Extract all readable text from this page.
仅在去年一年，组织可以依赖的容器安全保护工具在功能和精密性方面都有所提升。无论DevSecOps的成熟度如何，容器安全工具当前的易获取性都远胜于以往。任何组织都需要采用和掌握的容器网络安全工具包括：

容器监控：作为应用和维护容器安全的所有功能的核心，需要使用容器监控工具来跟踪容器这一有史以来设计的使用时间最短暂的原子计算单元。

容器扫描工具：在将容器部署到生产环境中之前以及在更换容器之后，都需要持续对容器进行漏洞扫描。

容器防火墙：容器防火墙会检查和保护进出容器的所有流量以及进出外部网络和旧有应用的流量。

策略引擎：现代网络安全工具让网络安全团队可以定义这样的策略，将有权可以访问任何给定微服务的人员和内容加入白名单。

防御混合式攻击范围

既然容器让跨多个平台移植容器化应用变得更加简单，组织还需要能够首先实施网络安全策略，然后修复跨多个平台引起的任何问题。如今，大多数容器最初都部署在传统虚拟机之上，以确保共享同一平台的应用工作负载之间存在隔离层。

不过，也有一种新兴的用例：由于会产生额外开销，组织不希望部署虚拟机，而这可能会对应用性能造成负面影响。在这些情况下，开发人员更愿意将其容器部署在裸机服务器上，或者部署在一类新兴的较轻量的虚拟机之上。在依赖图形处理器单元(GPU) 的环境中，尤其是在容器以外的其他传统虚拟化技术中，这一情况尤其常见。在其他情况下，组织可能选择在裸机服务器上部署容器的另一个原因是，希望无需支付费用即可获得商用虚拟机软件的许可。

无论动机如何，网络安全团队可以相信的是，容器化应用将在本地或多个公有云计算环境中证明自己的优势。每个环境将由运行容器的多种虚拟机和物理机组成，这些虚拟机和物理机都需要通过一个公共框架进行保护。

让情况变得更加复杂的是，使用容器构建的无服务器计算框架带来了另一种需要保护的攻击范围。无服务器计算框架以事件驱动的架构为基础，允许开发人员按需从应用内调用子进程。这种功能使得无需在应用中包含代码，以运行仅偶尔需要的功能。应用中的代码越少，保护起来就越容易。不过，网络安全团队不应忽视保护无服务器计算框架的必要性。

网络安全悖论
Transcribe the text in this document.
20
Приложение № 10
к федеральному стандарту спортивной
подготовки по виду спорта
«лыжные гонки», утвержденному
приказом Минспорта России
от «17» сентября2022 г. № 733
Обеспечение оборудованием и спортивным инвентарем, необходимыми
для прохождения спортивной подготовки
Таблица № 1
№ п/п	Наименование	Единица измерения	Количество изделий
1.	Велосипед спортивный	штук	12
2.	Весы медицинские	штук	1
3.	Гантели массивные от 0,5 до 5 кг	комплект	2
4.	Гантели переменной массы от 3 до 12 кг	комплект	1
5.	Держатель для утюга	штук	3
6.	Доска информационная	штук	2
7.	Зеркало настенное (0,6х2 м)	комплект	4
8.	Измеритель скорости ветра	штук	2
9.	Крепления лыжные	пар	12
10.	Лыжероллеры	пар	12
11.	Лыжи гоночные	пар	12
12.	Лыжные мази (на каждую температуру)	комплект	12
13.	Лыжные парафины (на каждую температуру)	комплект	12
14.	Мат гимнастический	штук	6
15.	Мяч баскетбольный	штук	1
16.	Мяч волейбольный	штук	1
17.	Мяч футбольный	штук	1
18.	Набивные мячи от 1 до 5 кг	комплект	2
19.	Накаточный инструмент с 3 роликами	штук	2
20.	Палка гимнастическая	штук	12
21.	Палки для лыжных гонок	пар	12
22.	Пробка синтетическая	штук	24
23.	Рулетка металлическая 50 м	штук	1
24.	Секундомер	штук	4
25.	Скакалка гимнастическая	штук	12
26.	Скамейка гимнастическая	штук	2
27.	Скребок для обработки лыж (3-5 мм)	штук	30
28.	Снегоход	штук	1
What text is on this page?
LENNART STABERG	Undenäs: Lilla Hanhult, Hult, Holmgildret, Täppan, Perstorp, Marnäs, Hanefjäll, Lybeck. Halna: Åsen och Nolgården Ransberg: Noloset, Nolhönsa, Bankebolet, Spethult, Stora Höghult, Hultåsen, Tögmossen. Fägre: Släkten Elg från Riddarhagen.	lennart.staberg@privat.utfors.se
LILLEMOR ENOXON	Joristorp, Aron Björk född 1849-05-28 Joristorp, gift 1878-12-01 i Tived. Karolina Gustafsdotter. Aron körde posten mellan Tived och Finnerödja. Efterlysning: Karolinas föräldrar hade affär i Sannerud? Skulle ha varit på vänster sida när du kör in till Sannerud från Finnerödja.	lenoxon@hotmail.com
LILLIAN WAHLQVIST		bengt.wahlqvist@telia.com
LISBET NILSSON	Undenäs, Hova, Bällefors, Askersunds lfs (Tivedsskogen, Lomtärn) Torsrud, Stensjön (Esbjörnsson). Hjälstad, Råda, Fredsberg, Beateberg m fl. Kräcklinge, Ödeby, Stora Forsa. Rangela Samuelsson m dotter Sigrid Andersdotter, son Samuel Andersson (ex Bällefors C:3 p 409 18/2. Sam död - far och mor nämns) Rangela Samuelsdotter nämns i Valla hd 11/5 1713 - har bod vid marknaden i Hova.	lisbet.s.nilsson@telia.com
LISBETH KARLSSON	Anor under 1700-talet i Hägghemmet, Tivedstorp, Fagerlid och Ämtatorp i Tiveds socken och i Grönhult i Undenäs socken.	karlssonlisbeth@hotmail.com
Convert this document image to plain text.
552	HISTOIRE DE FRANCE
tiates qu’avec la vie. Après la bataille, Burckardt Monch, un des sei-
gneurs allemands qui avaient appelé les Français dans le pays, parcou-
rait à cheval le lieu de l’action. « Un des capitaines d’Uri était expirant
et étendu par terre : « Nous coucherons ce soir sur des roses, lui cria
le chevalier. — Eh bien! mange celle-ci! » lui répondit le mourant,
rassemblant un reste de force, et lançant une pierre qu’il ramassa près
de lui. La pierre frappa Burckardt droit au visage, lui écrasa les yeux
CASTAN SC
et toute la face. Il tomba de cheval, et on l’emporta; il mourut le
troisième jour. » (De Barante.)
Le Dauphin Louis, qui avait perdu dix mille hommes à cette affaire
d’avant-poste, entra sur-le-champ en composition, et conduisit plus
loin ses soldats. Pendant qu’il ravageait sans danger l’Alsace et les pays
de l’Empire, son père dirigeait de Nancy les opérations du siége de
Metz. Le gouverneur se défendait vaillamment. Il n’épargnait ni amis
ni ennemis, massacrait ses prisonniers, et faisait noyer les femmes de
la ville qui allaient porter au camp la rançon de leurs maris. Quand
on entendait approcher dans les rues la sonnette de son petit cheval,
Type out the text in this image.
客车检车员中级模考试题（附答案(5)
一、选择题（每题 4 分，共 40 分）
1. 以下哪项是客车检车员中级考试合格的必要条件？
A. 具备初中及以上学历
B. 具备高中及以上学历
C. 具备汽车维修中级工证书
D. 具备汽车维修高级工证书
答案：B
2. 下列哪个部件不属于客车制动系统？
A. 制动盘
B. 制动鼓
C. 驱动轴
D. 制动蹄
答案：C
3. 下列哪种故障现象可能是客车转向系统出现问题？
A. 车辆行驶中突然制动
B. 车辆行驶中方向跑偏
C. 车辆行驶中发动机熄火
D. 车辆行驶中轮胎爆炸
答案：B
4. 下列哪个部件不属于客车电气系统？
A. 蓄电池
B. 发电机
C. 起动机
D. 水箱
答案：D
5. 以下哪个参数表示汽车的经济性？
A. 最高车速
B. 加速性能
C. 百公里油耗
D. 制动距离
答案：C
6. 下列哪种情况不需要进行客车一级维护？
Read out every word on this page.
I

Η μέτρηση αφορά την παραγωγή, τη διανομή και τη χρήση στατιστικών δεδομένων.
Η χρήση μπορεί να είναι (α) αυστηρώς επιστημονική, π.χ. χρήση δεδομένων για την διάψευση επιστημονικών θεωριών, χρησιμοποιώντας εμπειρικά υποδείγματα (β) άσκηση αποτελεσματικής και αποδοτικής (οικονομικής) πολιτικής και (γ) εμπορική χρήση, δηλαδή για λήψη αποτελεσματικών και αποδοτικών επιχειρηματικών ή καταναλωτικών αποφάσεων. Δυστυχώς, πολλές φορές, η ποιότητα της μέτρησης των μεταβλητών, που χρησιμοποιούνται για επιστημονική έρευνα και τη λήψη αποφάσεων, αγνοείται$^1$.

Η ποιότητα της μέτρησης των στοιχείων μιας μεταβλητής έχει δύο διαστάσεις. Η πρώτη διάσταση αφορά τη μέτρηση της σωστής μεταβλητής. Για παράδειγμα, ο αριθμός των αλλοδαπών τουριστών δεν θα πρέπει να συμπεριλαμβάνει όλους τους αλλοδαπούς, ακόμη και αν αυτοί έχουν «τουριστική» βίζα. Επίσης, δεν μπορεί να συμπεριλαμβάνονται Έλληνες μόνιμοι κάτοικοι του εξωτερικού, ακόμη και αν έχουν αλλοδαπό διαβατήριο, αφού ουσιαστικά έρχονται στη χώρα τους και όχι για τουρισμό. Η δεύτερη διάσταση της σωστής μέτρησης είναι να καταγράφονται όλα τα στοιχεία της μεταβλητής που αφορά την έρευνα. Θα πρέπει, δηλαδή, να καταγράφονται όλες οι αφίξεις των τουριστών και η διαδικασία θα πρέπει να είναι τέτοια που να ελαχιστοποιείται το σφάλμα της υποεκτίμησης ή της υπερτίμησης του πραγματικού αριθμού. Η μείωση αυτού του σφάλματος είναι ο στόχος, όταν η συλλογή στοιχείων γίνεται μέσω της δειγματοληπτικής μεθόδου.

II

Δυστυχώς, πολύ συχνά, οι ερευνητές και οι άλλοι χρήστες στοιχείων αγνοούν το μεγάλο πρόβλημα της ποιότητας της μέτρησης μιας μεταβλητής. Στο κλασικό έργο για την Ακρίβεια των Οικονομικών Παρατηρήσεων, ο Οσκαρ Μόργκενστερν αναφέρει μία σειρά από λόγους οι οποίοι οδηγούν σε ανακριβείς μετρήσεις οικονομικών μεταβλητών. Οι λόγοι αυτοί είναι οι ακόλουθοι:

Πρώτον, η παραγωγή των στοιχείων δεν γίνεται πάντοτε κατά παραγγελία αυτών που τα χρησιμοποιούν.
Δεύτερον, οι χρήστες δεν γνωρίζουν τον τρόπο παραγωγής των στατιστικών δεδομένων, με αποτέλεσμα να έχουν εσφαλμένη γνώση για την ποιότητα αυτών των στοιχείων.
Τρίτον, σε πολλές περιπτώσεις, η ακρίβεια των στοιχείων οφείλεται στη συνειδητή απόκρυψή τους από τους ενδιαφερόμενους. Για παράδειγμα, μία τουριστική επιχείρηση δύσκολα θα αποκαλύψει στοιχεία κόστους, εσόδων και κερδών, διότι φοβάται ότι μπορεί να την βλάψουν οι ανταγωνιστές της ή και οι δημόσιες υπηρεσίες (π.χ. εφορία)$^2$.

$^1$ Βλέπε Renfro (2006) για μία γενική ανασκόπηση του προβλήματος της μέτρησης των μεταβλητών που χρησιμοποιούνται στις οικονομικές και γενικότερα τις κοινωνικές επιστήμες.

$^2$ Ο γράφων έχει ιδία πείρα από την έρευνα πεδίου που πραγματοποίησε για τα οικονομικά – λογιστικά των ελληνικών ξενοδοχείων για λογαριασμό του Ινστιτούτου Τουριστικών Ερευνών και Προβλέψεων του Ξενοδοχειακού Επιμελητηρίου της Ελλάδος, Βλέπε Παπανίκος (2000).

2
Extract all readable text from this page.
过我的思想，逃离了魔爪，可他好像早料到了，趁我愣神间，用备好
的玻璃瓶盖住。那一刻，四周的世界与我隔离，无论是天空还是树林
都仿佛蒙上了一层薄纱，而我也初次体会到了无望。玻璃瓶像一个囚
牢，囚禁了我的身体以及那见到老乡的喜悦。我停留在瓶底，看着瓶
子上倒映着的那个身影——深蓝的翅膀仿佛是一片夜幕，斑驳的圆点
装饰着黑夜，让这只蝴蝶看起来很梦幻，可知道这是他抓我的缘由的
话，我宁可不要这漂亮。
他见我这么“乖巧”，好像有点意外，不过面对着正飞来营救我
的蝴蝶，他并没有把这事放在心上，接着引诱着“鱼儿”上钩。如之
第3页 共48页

■ ■ ■ ■

■ WHAT IS NEEDED ■
Locate each line containing the string "στοιχεία" and show it.

■ WRITTEN RESPONSE ■
Η ποιότητα της μέτρησης των στοιχείων μιας μεταβλητής έχει δύο διαστάσεις. Η πρώτη διάσταση αφορά τη μέτρηση της σωστής μεταβλητής. Για παράδειγμα, ο αριθμός των αλλοδαπών τουριστών δεν θα πρέπει να συμπεριλαμβάνει όλους τους αλλοδαπούς, ακόμη και αν αυτοί έχουν «τουριστική» βίζα. Επίσης, δεν μπορεί να συμπεριλαμβάνονται Έλληνες μόνιμοι κάτοικοι του εξωτερικού, ακόμη και αν έχουν αλλοδαπό διαβατήριο, αφού ουσιαστικά έρχονται στη χώρα τους και όχι για τουρισμό. Η δεύτερη διάσταση της σωστής μέτρησης είναι να καταγράφονται όλα τα στοιχεία της μεταβλητής που αφορά την έρευνα. Θα πρέπει, δηλαδή, να καταγράφονται όλες οι αφίξεις των τουριστών και η διαδικασία θα πρέπει να είναι τέτοια που να ελαχιστοποιείται το σφάλμα της υποεκτίμησης ή της υπερτίμησης του πραγματικού αριθμού. Η μείωση αυτού του σφάλματος είναι ο στόχος, όταν η συλλογή στοιχείων γίνεται μέσω της δειγματοληπτικής μεθόδου.
Τρίτον, σε πολλές περιπτώσεις, η ακρίβεια των στοιχείων οφείλεται στη συνειδητή απόκρυψή τους από τους ενδιαφερόμενους. Για παράδειγμα, μία τουριστική επιχείρηση δύσκολα θα αποκαλύψει στοιχεία κόστους, εσόδων και κερδών, διότι φοβάται ότι μπορεί να την βλάψουν οι ανταγωνιστές της ή και οι δημόσιες υπηρεσίες (π.χ. εφορία)$^2$.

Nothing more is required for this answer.